# Written exercise:
List each line holding the string "участка".

>> START Source material

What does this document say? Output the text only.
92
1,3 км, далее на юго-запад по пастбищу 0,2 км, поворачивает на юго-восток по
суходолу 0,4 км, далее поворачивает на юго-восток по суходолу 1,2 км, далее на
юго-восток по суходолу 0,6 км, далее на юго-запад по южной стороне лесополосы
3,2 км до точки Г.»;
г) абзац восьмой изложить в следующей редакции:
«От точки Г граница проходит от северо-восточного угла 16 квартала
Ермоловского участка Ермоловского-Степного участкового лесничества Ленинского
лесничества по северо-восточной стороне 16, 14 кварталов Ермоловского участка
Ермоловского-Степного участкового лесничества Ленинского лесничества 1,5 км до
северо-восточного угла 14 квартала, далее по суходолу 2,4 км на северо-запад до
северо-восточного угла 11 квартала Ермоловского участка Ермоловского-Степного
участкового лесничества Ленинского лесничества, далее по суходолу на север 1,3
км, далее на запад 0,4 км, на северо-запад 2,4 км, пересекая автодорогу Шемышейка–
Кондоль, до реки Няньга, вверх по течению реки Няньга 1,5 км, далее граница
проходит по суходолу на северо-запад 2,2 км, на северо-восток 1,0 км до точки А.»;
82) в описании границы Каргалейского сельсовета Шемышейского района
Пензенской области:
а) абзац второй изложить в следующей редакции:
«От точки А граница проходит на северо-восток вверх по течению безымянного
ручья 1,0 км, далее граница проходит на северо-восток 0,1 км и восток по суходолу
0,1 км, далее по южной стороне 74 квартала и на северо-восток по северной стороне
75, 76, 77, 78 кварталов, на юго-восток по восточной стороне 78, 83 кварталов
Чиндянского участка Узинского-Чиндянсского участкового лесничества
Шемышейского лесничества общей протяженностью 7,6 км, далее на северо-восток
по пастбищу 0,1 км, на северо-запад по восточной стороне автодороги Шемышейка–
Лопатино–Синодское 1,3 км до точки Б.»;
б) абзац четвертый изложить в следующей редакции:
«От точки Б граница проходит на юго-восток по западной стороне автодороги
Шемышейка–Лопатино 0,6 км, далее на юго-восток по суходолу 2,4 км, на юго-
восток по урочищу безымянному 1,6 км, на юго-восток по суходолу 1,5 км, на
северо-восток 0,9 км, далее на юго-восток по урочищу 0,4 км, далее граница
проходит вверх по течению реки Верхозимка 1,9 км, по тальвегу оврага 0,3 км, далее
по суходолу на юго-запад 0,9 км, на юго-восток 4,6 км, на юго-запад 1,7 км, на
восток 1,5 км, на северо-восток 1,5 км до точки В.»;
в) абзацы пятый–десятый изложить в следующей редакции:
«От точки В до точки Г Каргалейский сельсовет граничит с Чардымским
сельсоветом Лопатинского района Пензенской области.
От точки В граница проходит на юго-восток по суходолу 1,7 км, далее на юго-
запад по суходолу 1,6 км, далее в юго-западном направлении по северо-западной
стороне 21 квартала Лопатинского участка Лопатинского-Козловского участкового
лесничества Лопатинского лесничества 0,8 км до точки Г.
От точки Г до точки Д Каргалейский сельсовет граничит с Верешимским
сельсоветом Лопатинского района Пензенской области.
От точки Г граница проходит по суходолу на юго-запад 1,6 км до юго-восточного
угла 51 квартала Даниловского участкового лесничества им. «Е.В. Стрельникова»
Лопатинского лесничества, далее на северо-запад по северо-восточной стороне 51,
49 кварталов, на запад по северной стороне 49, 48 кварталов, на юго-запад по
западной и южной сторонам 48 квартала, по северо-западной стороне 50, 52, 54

>> END Source material

# Response to the task:
Ермоловского участка Ермоловского-Степного участкового лесничества Ленинского
лесничества по северо-восточной стороне 16, 14 кварталов Ермоловского участка
северо-восточного угла 11 квартала Ермоловского участка Ермоловского-Степного
Чиндянского участка Узинского-Чиндянсского участкового лесничества
стороне 21 квартала Лопатинского участка Лопатинского-Козловского участкового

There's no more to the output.